REQUIRED TASK.
Using the records provided below, locate and copy each line that contains the word "Orders".

MATERIAL SHOWN.
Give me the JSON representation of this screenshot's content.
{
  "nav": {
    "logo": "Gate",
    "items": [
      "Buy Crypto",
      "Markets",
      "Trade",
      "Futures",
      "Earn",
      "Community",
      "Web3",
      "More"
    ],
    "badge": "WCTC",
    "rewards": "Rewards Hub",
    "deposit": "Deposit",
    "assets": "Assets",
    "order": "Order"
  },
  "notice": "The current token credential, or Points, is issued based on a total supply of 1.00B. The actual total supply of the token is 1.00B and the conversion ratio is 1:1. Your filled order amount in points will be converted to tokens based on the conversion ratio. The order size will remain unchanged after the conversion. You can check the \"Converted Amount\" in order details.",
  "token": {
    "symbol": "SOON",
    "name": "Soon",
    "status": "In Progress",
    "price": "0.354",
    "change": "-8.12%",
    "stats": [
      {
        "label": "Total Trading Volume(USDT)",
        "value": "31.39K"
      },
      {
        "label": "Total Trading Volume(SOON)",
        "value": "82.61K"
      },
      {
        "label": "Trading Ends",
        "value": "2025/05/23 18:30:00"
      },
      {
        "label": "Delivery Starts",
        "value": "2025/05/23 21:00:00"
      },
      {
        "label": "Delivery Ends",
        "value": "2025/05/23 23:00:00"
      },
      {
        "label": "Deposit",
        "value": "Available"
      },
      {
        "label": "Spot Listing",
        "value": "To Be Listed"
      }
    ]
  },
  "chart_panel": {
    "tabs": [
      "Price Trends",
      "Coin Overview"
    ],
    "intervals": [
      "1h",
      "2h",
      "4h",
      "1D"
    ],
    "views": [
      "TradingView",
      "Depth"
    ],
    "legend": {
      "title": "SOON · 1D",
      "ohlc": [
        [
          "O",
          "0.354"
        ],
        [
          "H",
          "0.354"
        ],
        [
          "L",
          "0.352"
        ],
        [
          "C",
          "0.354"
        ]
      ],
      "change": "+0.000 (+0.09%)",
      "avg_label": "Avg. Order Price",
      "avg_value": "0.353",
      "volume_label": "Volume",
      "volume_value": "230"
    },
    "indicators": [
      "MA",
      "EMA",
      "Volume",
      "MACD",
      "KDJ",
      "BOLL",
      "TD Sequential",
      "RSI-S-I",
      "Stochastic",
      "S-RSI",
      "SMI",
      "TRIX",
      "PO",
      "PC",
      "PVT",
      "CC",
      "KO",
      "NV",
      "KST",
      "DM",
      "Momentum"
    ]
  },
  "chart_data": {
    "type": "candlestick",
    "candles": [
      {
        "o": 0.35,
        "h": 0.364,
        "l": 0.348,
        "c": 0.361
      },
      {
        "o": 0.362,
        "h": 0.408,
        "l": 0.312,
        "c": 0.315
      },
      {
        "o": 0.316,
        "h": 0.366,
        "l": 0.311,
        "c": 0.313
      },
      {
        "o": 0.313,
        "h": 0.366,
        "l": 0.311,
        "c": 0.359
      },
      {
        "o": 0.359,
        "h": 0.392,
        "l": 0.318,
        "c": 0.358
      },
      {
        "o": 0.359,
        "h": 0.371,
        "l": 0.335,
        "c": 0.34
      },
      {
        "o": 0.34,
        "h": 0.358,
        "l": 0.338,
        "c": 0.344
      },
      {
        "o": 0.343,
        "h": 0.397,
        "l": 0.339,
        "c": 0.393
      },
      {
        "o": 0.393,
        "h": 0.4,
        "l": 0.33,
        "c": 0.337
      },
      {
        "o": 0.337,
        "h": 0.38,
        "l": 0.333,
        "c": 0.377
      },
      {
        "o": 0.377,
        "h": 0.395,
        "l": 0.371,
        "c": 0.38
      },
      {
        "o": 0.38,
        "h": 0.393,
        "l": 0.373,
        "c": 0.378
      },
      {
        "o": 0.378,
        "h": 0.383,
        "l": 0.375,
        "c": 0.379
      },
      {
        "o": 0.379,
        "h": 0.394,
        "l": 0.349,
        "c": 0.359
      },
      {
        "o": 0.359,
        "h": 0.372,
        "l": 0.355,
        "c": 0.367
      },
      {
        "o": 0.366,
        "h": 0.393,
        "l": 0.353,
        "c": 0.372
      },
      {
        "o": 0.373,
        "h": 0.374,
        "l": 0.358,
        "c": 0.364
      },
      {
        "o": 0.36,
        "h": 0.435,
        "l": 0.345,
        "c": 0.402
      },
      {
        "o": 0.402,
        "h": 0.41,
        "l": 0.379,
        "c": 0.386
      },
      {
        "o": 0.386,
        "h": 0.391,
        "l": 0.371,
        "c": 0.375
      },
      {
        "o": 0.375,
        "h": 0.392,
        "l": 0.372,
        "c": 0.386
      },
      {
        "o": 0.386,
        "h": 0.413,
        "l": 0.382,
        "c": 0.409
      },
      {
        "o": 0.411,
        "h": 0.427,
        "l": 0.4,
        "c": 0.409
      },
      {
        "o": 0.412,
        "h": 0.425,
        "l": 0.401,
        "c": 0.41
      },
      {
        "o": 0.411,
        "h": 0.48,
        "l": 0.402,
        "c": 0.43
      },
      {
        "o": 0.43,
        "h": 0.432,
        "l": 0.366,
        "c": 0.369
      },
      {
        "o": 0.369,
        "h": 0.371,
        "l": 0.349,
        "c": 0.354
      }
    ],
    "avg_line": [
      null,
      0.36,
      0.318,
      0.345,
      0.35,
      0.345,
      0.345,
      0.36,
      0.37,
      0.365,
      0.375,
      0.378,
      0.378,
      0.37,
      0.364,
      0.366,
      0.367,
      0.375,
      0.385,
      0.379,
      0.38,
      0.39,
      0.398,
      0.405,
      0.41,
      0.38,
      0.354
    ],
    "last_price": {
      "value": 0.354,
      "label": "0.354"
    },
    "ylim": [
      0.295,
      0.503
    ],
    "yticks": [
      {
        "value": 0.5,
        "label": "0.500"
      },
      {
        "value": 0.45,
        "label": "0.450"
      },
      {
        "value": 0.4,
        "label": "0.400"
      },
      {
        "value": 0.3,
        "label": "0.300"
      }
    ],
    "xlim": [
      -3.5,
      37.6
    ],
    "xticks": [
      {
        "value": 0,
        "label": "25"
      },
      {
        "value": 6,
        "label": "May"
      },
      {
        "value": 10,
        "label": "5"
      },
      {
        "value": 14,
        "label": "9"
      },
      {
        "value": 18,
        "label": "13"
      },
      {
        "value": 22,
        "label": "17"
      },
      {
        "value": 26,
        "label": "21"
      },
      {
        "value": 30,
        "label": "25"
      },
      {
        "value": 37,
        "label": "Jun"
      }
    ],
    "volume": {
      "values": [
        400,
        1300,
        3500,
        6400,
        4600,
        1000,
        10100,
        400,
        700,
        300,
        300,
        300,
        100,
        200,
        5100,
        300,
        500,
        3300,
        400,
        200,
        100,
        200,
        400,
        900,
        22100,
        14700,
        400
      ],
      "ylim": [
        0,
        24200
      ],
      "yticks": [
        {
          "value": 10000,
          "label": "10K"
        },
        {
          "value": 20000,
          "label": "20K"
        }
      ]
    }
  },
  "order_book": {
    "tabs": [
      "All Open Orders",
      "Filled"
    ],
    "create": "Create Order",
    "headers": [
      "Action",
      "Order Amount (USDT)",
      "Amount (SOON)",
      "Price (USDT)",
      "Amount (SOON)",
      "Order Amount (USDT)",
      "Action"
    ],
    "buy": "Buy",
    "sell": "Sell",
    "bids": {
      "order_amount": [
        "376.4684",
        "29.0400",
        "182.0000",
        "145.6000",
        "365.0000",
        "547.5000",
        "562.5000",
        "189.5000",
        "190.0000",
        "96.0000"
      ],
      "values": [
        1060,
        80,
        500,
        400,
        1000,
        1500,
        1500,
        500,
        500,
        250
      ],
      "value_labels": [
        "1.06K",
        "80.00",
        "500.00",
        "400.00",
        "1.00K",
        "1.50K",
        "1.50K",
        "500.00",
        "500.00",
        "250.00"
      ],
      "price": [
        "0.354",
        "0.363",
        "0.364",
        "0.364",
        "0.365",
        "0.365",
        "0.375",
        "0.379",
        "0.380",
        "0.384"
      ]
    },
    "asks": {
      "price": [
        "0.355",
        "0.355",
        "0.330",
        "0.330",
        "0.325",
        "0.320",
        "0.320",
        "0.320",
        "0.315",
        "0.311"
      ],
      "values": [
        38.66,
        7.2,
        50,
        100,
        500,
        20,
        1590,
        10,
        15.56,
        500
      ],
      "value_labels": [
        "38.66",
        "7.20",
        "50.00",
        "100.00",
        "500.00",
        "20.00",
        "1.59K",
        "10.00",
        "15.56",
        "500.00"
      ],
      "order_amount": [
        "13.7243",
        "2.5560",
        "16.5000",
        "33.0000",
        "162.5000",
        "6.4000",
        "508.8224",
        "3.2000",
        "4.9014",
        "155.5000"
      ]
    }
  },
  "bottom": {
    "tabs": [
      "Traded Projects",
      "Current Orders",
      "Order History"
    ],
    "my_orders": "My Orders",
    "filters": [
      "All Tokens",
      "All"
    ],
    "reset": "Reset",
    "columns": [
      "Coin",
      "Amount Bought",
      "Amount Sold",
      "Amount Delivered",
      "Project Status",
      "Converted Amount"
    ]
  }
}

PROBLEM SOLUTION.
      "All Open Orders",
      "Current Orders",
    "my_orders": "My Orders",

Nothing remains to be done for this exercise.